(Task objective):
Every line that includes the word "ylabel" is to be listed.

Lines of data
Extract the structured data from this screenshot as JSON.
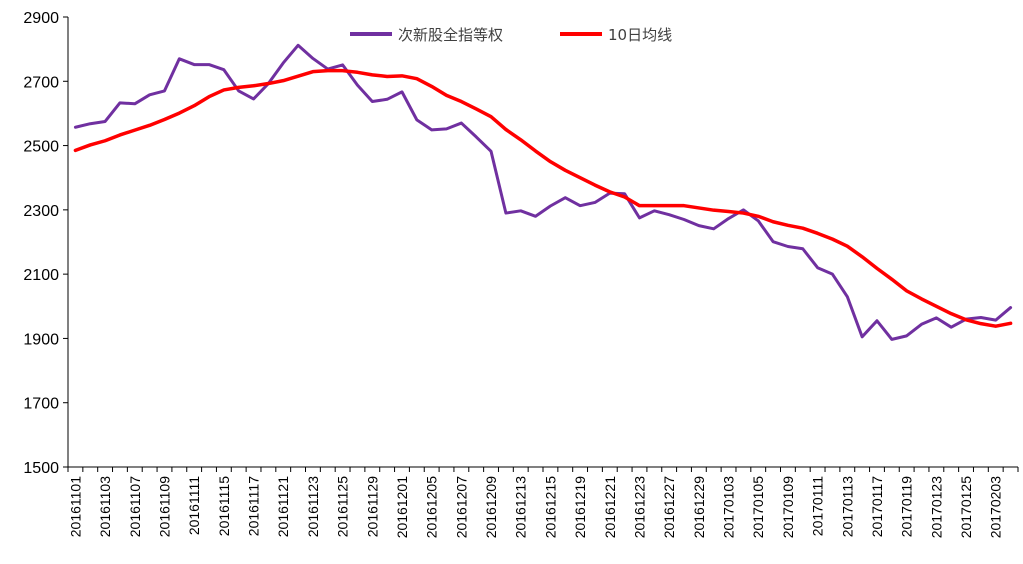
{
  "chart_data": {
    "type": "line",
    "title": "",
    "xlabel": "",
    "ylabel": "",
    "ylim": [
      1500,
      2900
    ],
    "yticks": [
      "1500",
      "1700",
      "1900",
      "2100",
      "2300",
      "2500",
      "2700",
      "2900"
    ],
    "xtick_labels": [
      "20161101",
      "20161103",
      "20161107",
      "20161109",
      "20161111",
      "20161115",
      "20161117",
      "20161121",
      "20161123",
      "20161125",
      "20161129",
      "20161201",
      "20161205",
      "20161207",
      "20161209",
      "20161213",
      "20161215",
      "20161219",
      "20161221",
      "20161223",
      "20161227",
      "20161229",
      "20170103",
      "20170105",
      "20170109",
      "20170111",
      "20170113",
      "20170117",
      "20170119",
      "20170123",
      "20170125",
      "20170203"
    ],
    "legend_position": "top-center",
    "series": [
      {
        "name": "次新股全指等权",
        "color": "#7030A0",
        "values": [
          2557,
          2568,
          2575,
          2633,
          2630,
          2658,
          2670,
          2770,
          2752,
          2752,
          2736,
          2670,
          2645,
          2693,
          2757,
          2812,
          2771,
          2738,
          2751,
          2688,
          2637,
          2644,
          2667,
          2580,
          2549,
          2552,
          2570,
          2527,
          2482,
          2290,
          2297,
          2280,
          2312,
          2338,
          2313,
          2323,
          2352,
          2350,
          2275,
          2297,
          2285,
          2270,
          2251,
          2241,
          2273,
          2300,
          2266,
          2201,
          2186,
          2179,
          2120,
          2100,
          2030,
          1905,
          1955,
          1897,
          1908,
          1944,
          1964,
          1935,
          1960,
          1965,
          1957,
          1996
        ]
      },
      {
        "name": "10日均线",
        "color": "#FF0000",
        "values": [
          2485,
          2502,
          2515,
          2533,
          2548,
          2563,
          2581,
          2601,
          2624,
          2652,
          2673,
          2681,
          2686,
          2693,
          2702,
          2716,
          2730,
          2733,
          2733,
          2728,
          2720,
          2715,
          2717,
          2708,
          2684,
          2656,
          2637,
          2614,
          2590,
          2550,
          2518,
          2483,
          2450,
          2423,
          2400,
          2377,
          2356,
          2340,
          2313,
          2313,
          2313,
          2313,
          2306,
          2299,
          2295,
          2290,
          2280,
          2263,
          2252,
          2243,
          2227,
          2209,
          2187,
          2154,
          2118,
          2084,
          2048,
          2023,
          2000,
          1977,
          1958,
          1946,
          1938,
          1947
        ]
      }
    ]
  }
}
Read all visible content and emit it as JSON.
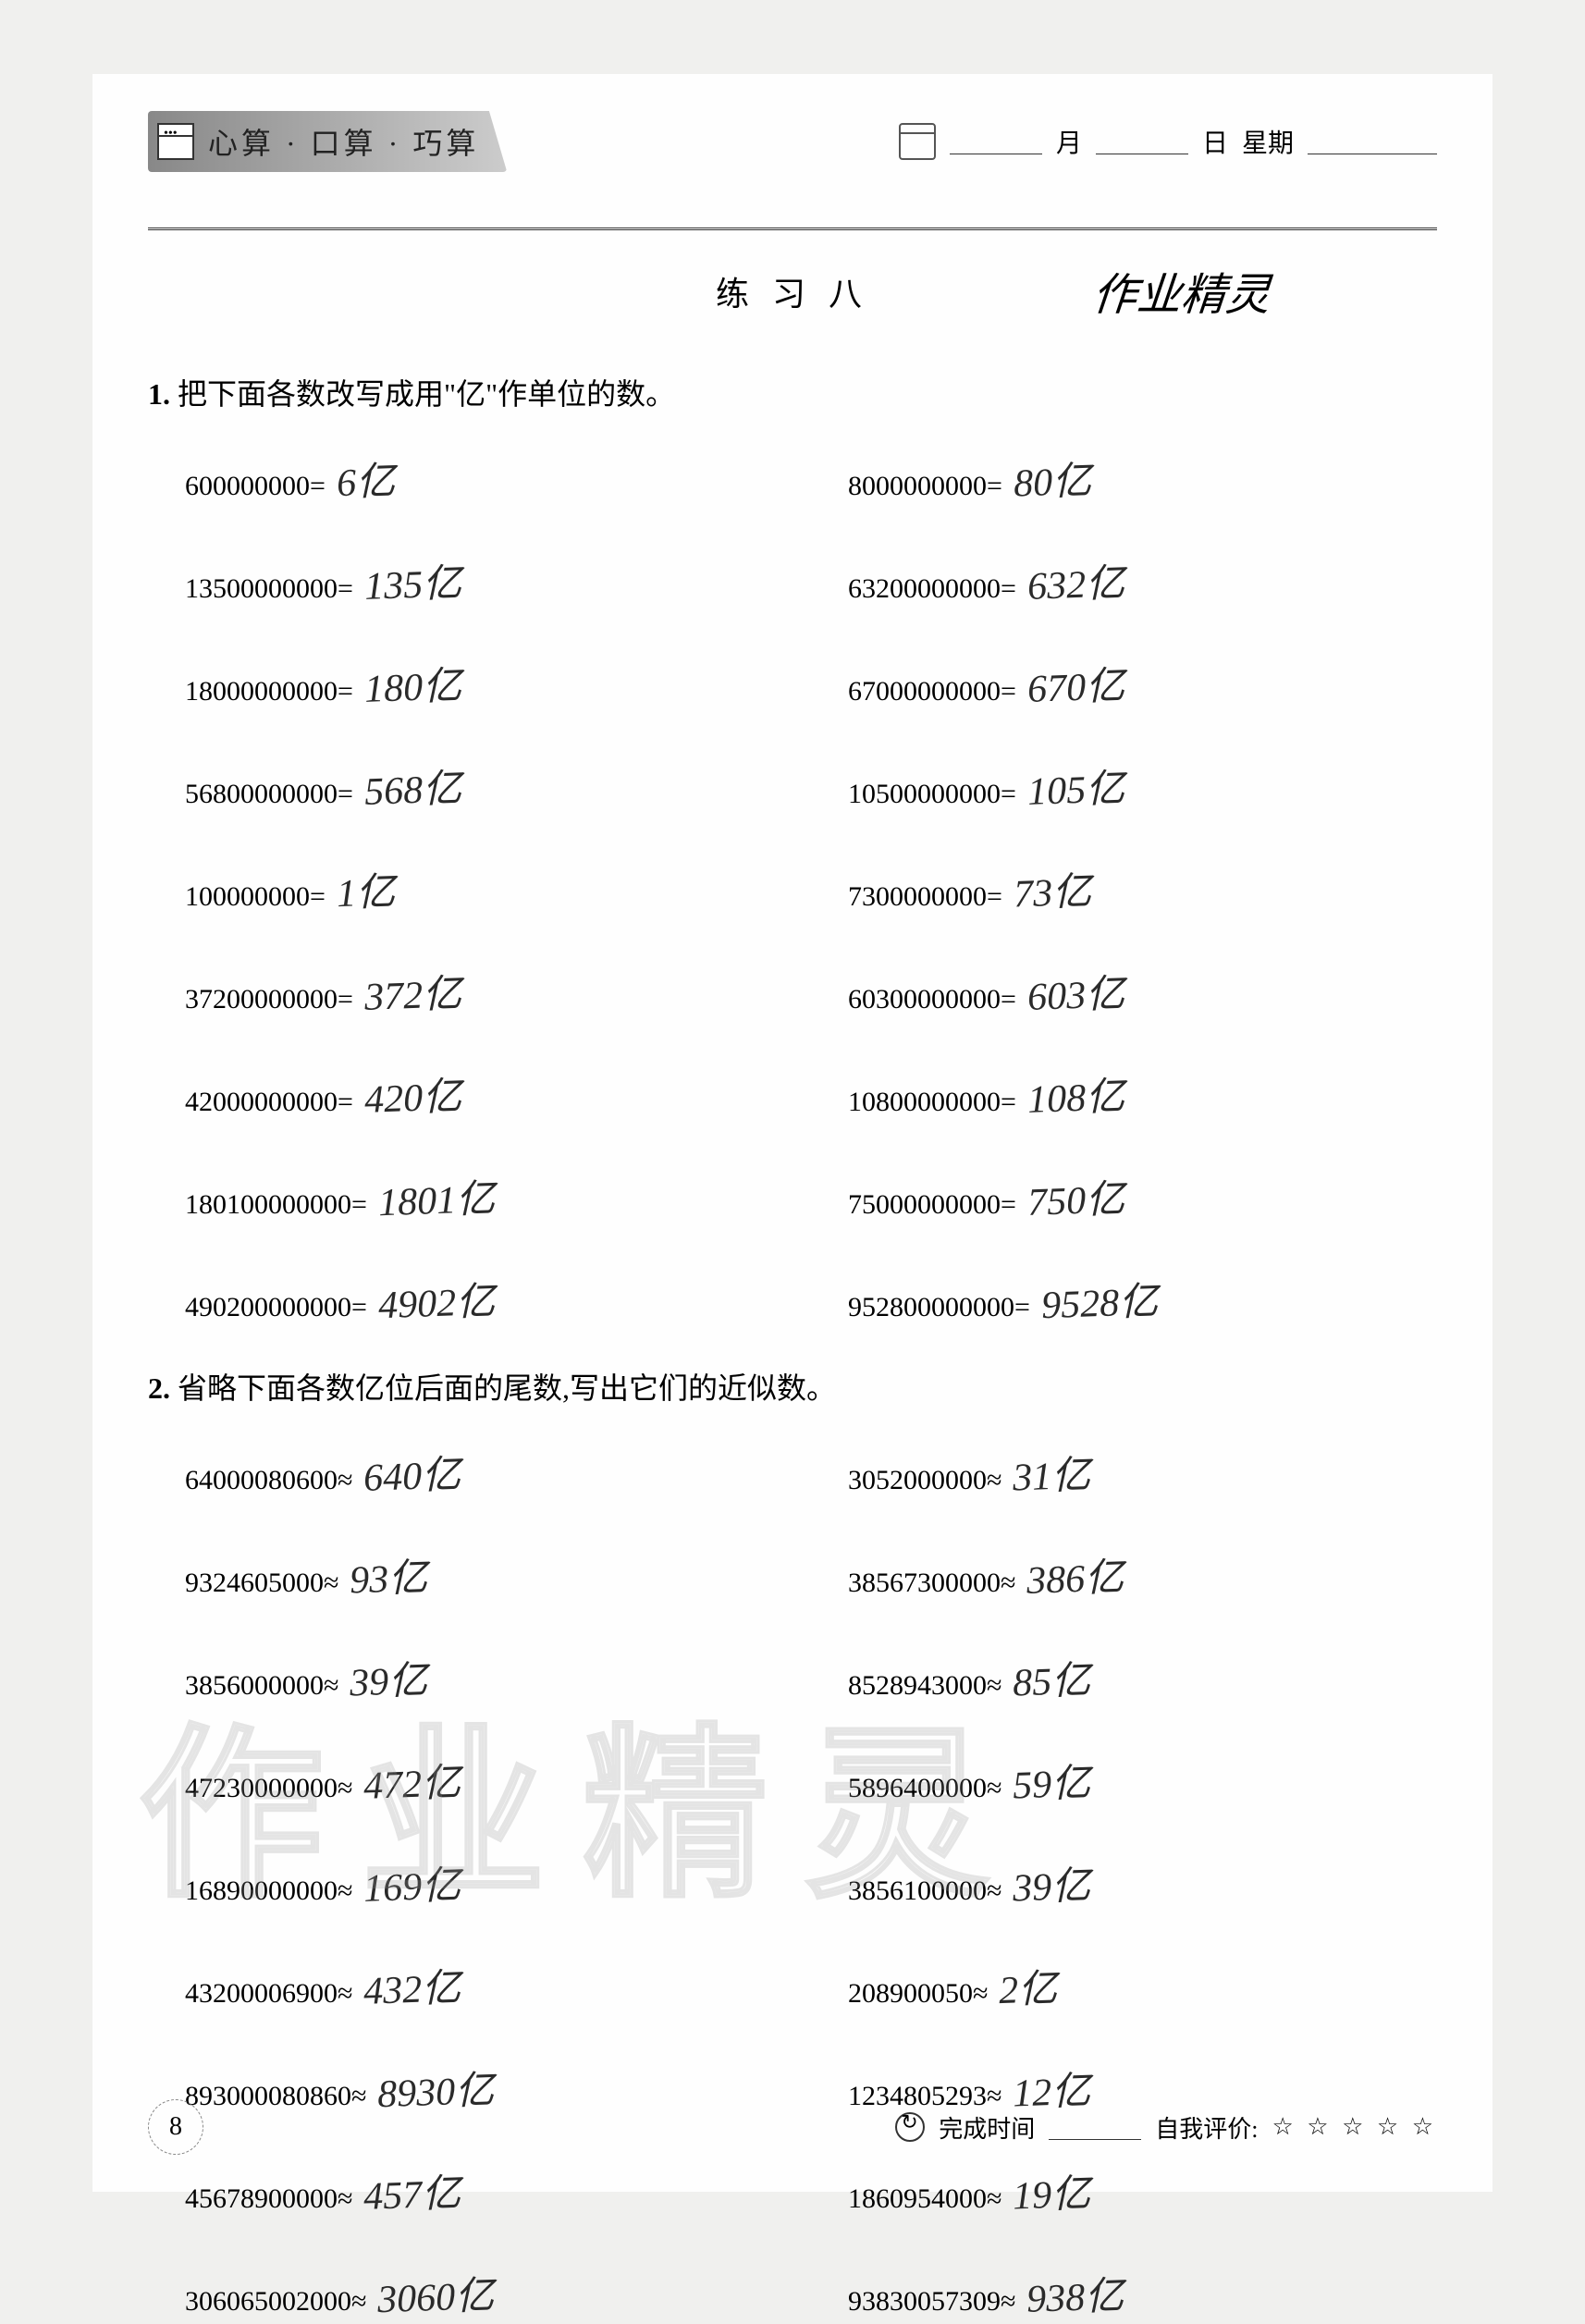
{
  "header": {
    "title": "心算 · 口算 · 巧算",
    "month_label": "月",
    "day_label": "日",
    "weekday_label": "星期"
  },
  "exercise_title": "练 习 八",
  "handwritten_top": "作业精灵",
  "q1": {
    "num": "1.",
    "text": "把下面各数改写成用\"亿\"作单位的数。",
    "items": [
      {
        "expr": "600000000=",
        "ans": "6亿"
      },
      {
        "expr": "8000000000=",
        "ans": "80亿"
      },
      {
        "expr": "13500000000=",
        "ans": "135亿"
      },
      {
        "expr": "63200000000=",
        "ans": "632亿"
      },
      {
        "expr": "18000000000=",
        "ans": "180亿"
      },
      {
        "expr": "67000000000=",
        "ans": "670亿"
      },
      {
        "expr": "56800000000=",
        "ans": "568亿"
      },
      {
        "expr": "10500000000=",
        "ans": "105亿"
      },
      {
        "expr": "100000000=",
        "ans": "1亿"
      },
      {
        "expr": "7300000000=",
        "ans": "73亿"
      },
      {
        "expr": "37200000000=",
        "ans": "372亿"
      },
      {
        "expr": "60300000000=",
        "ans": "603亿"
      },
      {
        "expr": "42000000000=",
        "ans": "420亿"
      },
      {
        "expr": "10800000000=",
        "ans": "108亿"
      },
      {
        "expr": "180100000000=",
        "ans": "1801亿"
      },
      {
        "expr": "75000000000=",
        "ans": "750亿"
      },
      {
        "expr": "490200000000=",
        "ans": "4902亿"
      },
      {
        "expr": "952800000000=",
        "ans": "9528亿"
      }
    ]
  },
  "q2": {
    "num": "2.",
    "text": "省略下面各数亿位后面的尾数,写出它们的近似数。",
    "items": [
      {
        "expr": "64000080600≈",
        "ans": "640亿"
      },
      {
        "expr": "3052000000≈",
        "ans": "31亿"
      },
      {
        "expr": "9324605000≈",
        "ans": "93亿"
      },
      {
        "expr": "38567300000≈",
        "ans": "386亿"
      },
      {
        "expr": "3856000000≈",
        "ans": "39亿"
      },
      {
        "expr": "8528943000≈",
        "ans": "85亿"
      },
      {
        "expr": "47230000000≈",
        "ans": "472亿"
      },
      {
        "expr": "5896400000≈",
        "ans": "59亿"
      },
      {
        "expr": "16890000000≈",
        "ans": "169亿"
      },
      {
        "expr": "3856100000≈",
        "ans": "39亿"
      },
      {
        "expr": "43200006900≈",
        "ans": "432亿"
      },
      {
        "expr": "208900050≈",
        "ans": "2亿"
      },
      {
        "expr": "893000080860≈",
        "ans": "8930亿"
      },
      {
        "expr": "1234805293≈",
        "ans": "12亿"
      },
      {
        "expr": "45678900000≈",
        "ans": "457亿"
      },
      {
        "expr": "1860954000≈",
        "ans": "19亿"
      },
      {
        "expr": "306065002000≈",
        "ans": "3060亿"
      },
      {
        "expr": "93830057309≈",
        "ans": "938亿"
      }
    ]
  },
  "watermark": "作业精灵",
  "footer": {
    "page": "8",
    "time_label": "完成时间",
    "rating_label": "自我评价:",
    "stars": "☆ ☆ ☆ ☆ ☆"
  }
}
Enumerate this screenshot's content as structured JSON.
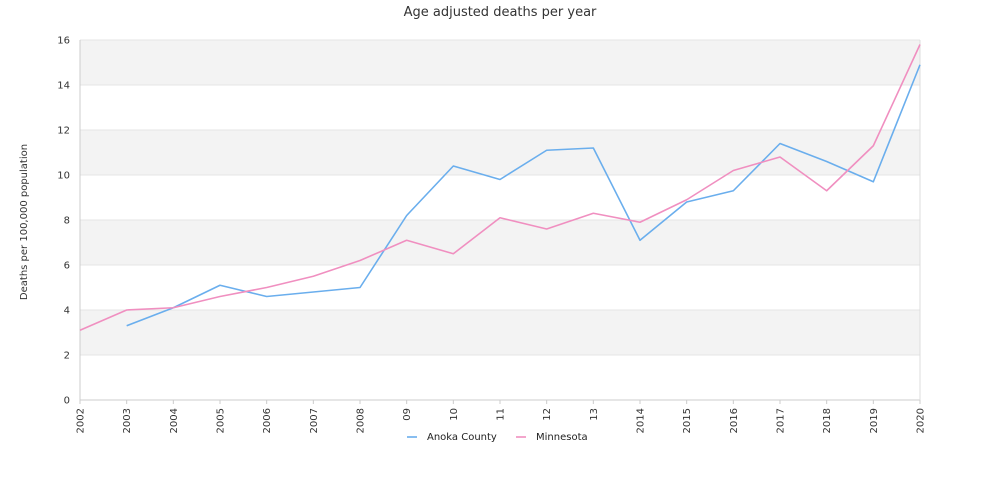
{
  "chart_data": {
    "type": "line",
    "title": "Age adjusted deaths per year",
    "xlabel": "",
    "ylabel": "Deaths per 100,000 population",
    "categories": [
      "2002",
      "2003",
      "2004",
      "2005",
      "2006",
      "2007",
      "2008",
      "09",
      "10",
      "11",
      "12",
      "13",
      "2014",
      "2015",
      "2016",
      "2017",
      "2018",
      "2019",
      "2020"
    ],
    "ylim": [
      0,
      16
    ],
    "yticks": [
      0,
      2,
      4,
      6,
      8,
      10,
      12,
      14,
      16
    ],
    "grid": "horizontal bands",
    "legend_position": "bottom-center",
    "series": [
      {
        "name": "Anoka County",
        "color": "#6aaeed",
        "values": [
          null,
          3.3,
          4.1,
          5.1,
          4.6,
          4.8,
          5.0,
          8.2,
          10.4,
          9.8,
          11.1,
          11.2,
          7.1,
          8.8,
          9.3,
          11.4,
          10.6,
          9.7,
          14.9
        ]
      },
      {
        "name": "Minnesota",
        "color": "#f08fc0",
        "values": [
          3.1,
          4.0,
          4.1,
          4.6,
          5.0,
          5.5,
          6.2,
          7.1,
          6.5,
          8.1,
          7.6,
          8.3,
          7.9,
          8.9,
          10.2,
          10.8,
          9.3,
          11.3,
          15.8
        ]
      }
    ]
  }
}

(Result):
    "ylabel": "",
    "ylabel": "Deaths per 100,000 population",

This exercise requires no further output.